Textabschnitt
_ _ _ _
# Eine kleine Anleitung für einen bestimmten Style ...



## Storch (11. Mai 2002)

Hi,

ich bin gerade dabei, eine Website zu gestalten und zunächst habe ich mir einige Seiten aus dem Pixelcore Ring angeschaut, um ein paar Ideen zu sammeln ...

Tja, ich habe verschiedene Style-Richtungen (Retro, Trendwhore ...) mal versucht, aber das sieht bei mir irgendwie alles sehr sehr komisch aus und gefällt mir schon nach einer Stunde nichtmehr 

Dann habe ich Gottspielen.de besucht und einige seiner Arbeiten haben mir sehr gut gefallen - so gut, dass ich gerne selbst mal so etwas versuchen möchte ...

Beispiele:

# 1
# 2

Aber wie bekomme ich sowas hin ? Deswegen, würde ich gerne nach einigen Hinweisen & Empfehlungen (eventuell ein Tutorial ?) fragen ...

Vor allem interessiert mich, welche Art von Bildern - meinethalben etwa Stockphotos; wenn ja, dann welche Quellen und welcher Typ - man verwenden kann und welche Schriftarten sich da anbieten (vielleicht etwas verschnörkelte oder so ...) ...

thx für alle Antworten !
_ _ _ _
Aufgabe A
Welche Website nennt der Forenbeitrag als Herkunft der Arbeiten, die dort als sehr gelungen bezeichnet werden?
Aufgabe B
Ersetzen Sie im Forenbeitrag „Website“ durch „Homepage“ und geben Sie dabei alles von „# Eine kleine“ bis hinunter zu „zu sammeln ...“ wieder.

Positionsdaten der Elemente:
_ _ _ _
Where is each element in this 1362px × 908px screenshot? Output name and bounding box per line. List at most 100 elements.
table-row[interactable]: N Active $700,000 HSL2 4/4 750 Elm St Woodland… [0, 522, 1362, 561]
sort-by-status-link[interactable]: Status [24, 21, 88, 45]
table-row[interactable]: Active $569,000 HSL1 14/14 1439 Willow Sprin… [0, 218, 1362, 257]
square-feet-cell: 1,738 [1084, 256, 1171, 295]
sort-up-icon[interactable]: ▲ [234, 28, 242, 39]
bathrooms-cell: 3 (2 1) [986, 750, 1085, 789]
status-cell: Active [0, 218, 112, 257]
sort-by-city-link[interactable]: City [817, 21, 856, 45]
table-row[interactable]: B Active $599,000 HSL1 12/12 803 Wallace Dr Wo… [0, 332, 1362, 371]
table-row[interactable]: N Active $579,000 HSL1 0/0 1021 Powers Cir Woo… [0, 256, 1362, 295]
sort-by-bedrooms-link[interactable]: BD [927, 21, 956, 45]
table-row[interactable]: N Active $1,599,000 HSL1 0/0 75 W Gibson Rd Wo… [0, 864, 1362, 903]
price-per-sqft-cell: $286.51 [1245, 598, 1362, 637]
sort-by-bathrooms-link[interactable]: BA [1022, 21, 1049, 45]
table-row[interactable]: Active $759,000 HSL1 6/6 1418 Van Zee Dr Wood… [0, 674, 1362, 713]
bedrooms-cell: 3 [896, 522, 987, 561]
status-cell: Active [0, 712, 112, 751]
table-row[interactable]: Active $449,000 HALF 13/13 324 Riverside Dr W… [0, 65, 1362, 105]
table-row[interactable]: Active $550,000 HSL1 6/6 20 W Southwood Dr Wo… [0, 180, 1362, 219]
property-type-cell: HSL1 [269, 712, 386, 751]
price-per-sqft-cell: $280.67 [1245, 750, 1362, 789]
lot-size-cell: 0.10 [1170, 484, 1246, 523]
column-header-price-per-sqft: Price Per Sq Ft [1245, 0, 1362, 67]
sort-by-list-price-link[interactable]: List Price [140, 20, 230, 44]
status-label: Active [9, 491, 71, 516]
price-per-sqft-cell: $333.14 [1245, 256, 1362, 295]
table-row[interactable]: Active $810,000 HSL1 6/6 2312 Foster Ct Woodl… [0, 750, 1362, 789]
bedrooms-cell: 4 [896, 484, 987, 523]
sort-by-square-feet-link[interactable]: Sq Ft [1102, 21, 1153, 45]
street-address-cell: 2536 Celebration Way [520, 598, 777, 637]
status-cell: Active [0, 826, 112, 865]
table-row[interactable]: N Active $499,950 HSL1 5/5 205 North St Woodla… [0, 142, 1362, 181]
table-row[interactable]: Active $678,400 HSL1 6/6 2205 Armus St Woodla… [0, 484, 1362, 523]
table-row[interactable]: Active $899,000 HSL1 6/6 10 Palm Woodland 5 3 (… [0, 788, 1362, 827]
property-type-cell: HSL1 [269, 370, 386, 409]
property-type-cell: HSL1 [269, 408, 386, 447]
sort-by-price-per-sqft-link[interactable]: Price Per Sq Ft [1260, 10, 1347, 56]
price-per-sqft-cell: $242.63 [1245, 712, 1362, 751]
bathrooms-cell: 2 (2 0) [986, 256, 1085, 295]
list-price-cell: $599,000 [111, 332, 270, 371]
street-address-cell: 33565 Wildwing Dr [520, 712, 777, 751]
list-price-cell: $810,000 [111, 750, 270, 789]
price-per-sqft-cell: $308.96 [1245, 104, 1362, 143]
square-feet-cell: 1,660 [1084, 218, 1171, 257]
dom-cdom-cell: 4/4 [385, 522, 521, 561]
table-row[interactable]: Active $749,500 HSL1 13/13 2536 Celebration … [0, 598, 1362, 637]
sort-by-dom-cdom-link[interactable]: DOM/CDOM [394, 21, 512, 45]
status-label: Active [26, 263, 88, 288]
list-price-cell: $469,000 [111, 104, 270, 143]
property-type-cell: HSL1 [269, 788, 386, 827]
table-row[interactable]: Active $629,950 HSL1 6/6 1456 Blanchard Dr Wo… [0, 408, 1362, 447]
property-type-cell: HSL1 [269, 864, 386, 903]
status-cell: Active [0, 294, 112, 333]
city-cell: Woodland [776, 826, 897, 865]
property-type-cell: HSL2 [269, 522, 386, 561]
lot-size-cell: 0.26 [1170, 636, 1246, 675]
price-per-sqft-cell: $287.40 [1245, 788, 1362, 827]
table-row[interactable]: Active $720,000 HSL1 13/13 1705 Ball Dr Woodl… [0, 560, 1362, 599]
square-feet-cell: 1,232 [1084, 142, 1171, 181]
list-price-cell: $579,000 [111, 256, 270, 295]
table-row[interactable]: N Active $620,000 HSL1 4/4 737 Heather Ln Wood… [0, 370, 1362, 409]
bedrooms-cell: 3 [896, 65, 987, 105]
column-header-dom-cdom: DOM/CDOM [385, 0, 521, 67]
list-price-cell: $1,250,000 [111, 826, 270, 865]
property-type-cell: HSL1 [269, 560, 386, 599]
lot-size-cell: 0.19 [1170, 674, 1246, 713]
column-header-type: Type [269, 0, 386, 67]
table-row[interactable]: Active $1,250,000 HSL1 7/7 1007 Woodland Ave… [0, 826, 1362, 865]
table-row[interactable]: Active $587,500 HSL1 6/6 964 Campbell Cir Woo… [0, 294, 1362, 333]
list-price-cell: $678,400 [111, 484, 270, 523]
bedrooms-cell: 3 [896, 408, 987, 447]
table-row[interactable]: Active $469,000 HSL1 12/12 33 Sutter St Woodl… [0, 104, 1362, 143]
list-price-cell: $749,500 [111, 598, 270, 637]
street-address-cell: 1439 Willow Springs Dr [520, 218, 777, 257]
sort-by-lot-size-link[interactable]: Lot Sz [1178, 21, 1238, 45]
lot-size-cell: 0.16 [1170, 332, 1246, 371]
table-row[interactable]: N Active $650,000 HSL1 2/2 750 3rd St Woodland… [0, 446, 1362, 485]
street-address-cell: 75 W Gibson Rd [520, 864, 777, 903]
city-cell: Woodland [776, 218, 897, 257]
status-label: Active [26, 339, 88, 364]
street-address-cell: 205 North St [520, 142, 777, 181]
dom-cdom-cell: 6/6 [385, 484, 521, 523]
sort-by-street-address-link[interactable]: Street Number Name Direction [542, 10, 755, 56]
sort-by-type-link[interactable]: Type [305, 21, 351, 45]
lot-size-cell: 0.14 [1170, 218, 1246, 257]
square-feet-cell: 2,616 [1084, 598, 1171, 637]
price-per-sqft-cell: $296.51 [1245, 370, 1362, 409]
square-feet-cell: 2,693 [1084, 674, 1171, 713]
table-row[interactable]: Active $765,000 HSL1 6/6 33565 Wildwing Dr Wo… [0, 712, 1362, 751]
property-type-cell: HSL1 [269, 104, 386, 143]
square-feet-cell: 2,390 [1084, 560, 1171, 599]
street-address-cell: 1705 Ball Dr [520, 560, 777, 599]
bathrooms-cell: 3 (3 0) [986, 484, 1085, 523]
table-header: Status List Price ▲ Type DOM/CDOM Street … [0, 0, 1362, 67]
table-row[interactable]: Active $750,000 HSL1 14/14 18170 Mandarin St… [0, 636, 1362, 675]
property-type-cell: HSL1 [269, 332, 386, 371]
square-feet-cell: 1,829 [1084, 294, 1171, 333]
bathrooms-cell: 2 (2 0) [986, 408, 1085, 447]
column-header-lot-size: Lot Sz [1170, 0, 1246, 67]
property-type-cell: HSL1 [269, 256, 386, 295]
_ _ _ _
Antwort A
Gottspielen.de

Antwort B
# Eine kleine Anleitung für einen bestimmten Style ...



## Storch (11. Mai 2002)

Hi,

ich bin gerade dabei, eine Homepage zu gestalten und zunächst habe ich mir einige Seiten aus dem Pixelcore Ring angeschaut, um ein paar Ideen zu sammeln ...